TASK INSTRUCTIONS:
Repeat the material below exactly, with no pictures.

Extracted records
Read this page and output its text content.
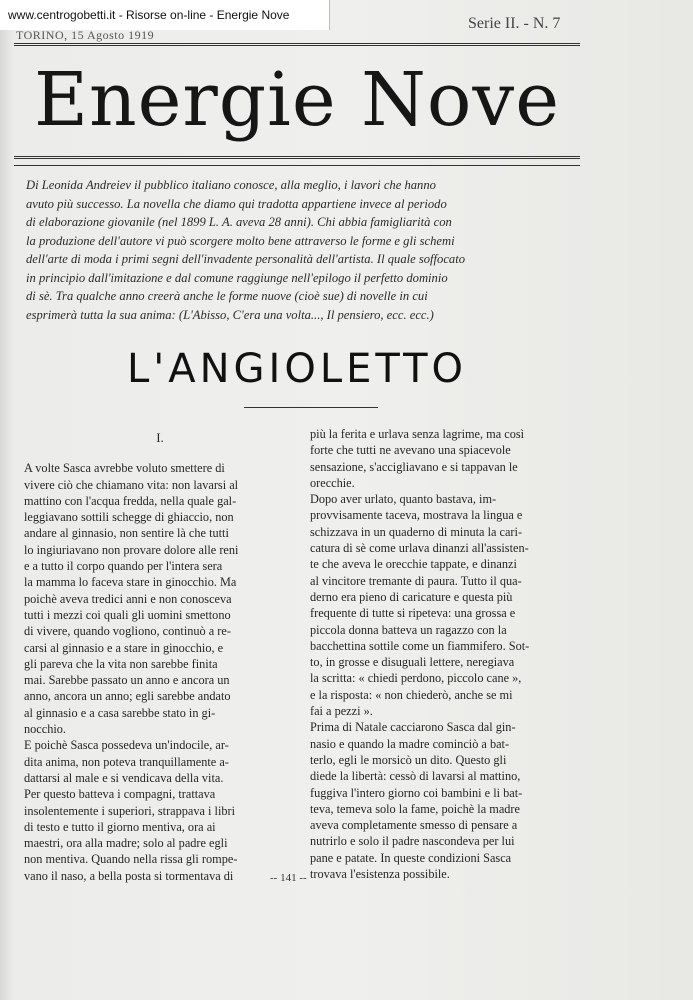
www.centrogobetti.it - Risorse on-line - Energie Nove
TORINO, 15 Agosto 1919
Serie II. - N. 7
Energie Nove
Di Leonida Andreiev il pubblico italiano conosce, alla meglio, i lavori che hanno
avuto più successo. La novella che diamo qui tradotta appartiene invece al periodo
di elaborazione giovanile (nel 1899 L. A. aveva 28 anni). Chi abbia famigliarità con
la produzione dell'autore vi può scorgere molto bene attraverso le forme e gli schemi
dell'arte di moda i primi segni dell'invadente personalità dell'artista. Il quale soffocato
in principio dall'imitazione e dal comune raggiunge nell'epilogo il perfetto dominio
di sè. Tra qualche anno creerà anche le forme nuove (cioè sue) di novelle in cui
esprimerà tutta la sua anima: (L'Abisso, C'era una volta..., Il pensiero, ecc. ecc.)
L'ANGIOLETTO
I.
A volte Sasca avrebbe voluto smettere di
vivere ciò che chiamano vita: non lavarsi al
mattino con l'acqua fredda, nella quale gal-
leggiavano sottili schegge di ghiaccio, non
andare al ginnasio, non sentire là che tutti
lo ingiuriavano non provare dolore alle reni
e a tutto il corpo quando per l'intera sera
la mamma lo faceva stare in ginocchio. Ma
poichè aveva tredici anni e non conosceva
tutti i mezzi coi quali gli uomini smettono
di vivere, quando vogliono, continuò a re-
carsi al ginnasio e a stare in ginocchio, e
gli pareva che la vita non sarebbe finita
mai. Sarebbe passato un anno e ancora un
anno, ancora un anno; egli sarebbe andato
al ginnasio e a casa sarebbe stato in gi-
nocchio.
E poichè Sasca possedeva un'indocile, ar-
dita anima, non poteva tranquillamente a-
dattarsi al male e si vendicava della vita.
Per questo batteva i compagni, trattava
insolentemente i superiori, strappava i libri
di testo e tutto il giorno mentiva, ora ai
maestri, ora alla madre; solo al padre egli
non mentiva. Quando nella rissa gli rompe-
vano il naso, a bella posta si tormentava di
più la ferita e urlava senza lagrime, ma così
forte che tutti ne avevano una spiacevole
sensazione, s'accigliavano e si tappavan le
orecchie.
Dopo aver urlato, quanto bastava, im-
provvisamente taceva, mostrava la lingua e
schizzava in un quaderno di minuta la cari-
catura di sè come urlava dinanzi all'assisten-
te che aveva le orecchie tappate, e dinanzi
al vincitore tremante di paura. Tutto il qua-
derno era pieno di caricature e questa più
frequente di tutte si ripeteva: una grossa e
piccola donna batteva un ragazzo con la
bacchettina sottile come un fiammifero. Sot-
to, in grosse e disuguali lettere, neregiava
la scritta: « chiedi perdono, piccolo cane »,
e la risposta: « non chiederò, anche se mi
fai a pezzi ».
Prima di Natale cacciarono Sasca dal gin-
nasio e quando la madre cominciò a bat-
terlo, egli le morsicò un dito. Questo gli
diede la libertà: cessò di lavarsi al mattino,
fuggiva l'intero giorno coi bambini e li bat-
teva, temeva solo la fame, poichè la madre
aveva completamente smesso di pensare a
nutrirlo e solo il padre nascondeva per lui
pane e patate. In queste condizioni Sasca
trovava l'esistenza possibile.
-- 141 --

RESPONSE BELOW:
Read this page and output its text content.
www.centrogobetti.it - Risorse on-line - Energie Nove
TORINO, 15 Agosto 1919
Serie II. - N. 7
Energie Nove
Di Leonida Andreiev il pubblico italiano conosce, alla meglio, i lavori che hanno
avuto più successo. La novella che diamo qui tradotta appartiene invece al periodo
di elaborazione giovanile (nel 1899 L. A. aveva 28 anni). Chi abbia famigliarità con
la produzione dell'autore vi può scorgere molto bene attraverso le forme e gli schemi
dell'arte di moda i primi segni dell'invadente personalità dell'artista. Il quale soffocato
in principio dall'imitazione e dal comune raggiunge nell'epilogo il perfetto dominio
di sè. Tra qualche anno creerà anche le forme nuove (cioè sue) di novelle in cui
esprimerà tutta la sua anima: (L'Abisso, C'era una volta..., Il pensiero, ecc. ecc.)
L'ANGIOLETTO
I.
A volte Sasca avrebbe voluto smettere di
vivere ciò che chiamano vita: non lavarsi al
mattino con l'acqua fredda, nella quale gal-
leggiavano sottili schegge di ghiaccio, non
andare al ginnasio, non sentire là che tutti
lo ingiuriavano non provare dolore alle reni
e a tutto il corpo quando per l'intera sera
la mamma lo faceva stare in ginocchio. Ma
poichè aveva tredici anni e non conosceva
tutti i mezzi coi quali gli uomini smettono
di vivere, quando vogliono, continuò a re-
carsi al ginnasio e a stare in ginocchio, e
gli pareva che la vita non sarebbe finita
mai. Sarebbe passato un anno e ancora un
anno, ancora un anno; egli sarebbe andato
al ginnasio e a casa sarebbe stato in gi-
nocchio.
E poichè Sasca possedeva un'indocile, ar-
dita anima, non poteva tranquillamente a-
dattarsi al male e si vendicava della vita.
Per questo batteva i compagni, trattava
insolentemente i superiori, strappava i libri
di testo e tutto il giorno mentiva, ora ai
maestri, ora alla madre; solo al padre egli
non mentiva. Quando nella rissa gli rompe-
vano il naso, a bella posta si tormentava di
più la ferita e urlava senza lagrime, ma così
forte che tutti ne avevano una spiacevole
sensazione, s'accigliavano e si tappavan le
orecchie.
Dopo aver urlato, quanto bastava, im-
provvisamente taceva, mostrava la lingua e
schizzava in un quaderno di minuta la cari-
catura di sè come urlava dinanzi all'assisten-
te che aveva le orecchie tappate, e dinanzi
al vincitore tremante di paura. Tutto il qua-
derno era pieno di caricature e questa più
frequente di tutte si ripeteva: una grossa e
piccola donna batteva un ragazzo con la
bacchettina sottile come un fiammifero. Sot-
to, in grosse e disuguali lettere, neregiava
la scritta: « chiedi perdono, piccolo cane »,
e la risposta: « non chiederò, anche se mi
fai a pezzi ».
Prima di Natale cacciarono Sasca dal gin-
nasio e quando la madre cominciò a bat-
terlo, egli le morsicò un dito. Questo gli
diede la libertà: cessò di lavarsi al mattino,
fuggiva l'intero giorno coi bambini e li bat-
teva, temeva solo la fame, poichè la madre
aveva completamente smesso di pensare a
nutrirlo e solo il padre nascondeva per lui
pane e patate. In queste condizioni Sasca
trovava l'esistenza possibile.
-- 141 --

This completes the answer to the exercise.